Task objective = Do not carry the pictures over; copy every other part of the entries exactly.

[Records]
## Start

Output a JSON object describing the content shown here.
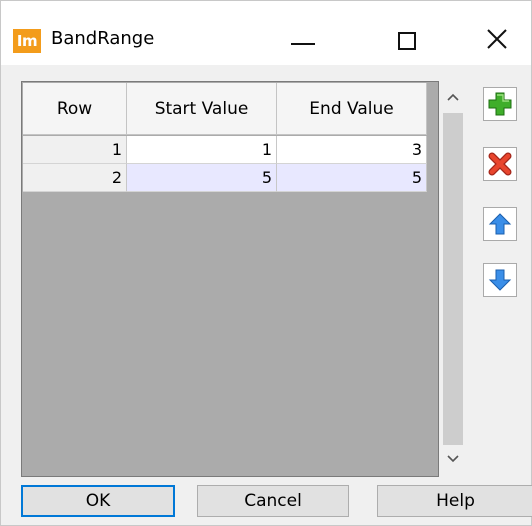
{
  "window": {
    "title": "BandRange",
    "icon_text": "Im"
  },
  "grid": {
    "columns": [
      "Row",
      "Start Value",
      "End Value"
    ],
    "rows": [
      {
        "row": "1",
        "start": "1",
        "end": "3"
      },
      {
        "row": "2",
        "start": "5",
        "end": "5"
      }
    ]
  },
  "toolbar": {
    "icons": [
      "add-icon",
      "delete-icon",
      "move-up-icon",
      "move-down-icon"
    ]
  },
  "buttons": {
    "ok": "OK",
    "cancel": "Cancel",
    "help": "Help"
  },
  "colors": {
    "icon_bg": "#f39c1b",
    "accent": "#0078d7",
    "grid_bg": "#ababab",
    "selected_row": "#e8e8ff"
  }
}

## End

Exercise response =
Output a JSON object describing the content shown here.
{
  "window": {
    "title": "BandRange",
    "icon_text": "Im"
  },
  "grid": {
    "columns": [
      "Row",
      "Start Value",
      "End Value"
    ],
    "rows": [
      {
        "row": "1",
        "start": "1",
        "end": "3"
      },
      {
        "row": "2",
        "start": "5",
        "end": "5"
      }
    ]
  },
  "toolbar": {
    "icons": [
      "add-icon",
      "delete-icon",
      "move-up-icon",
      "move-down-icon"
    ]
  },
  "buttons": {
    "ok": "OK",
    "cancel": "Cancel",
    "help": "Help"
  },
  "colors": {
    "icon_bg": "#f39c1b",
    "accent": "#0078d7",
    "grid_bg": "#ababab",
    "selected_row": "#e8e8ff"
  }
}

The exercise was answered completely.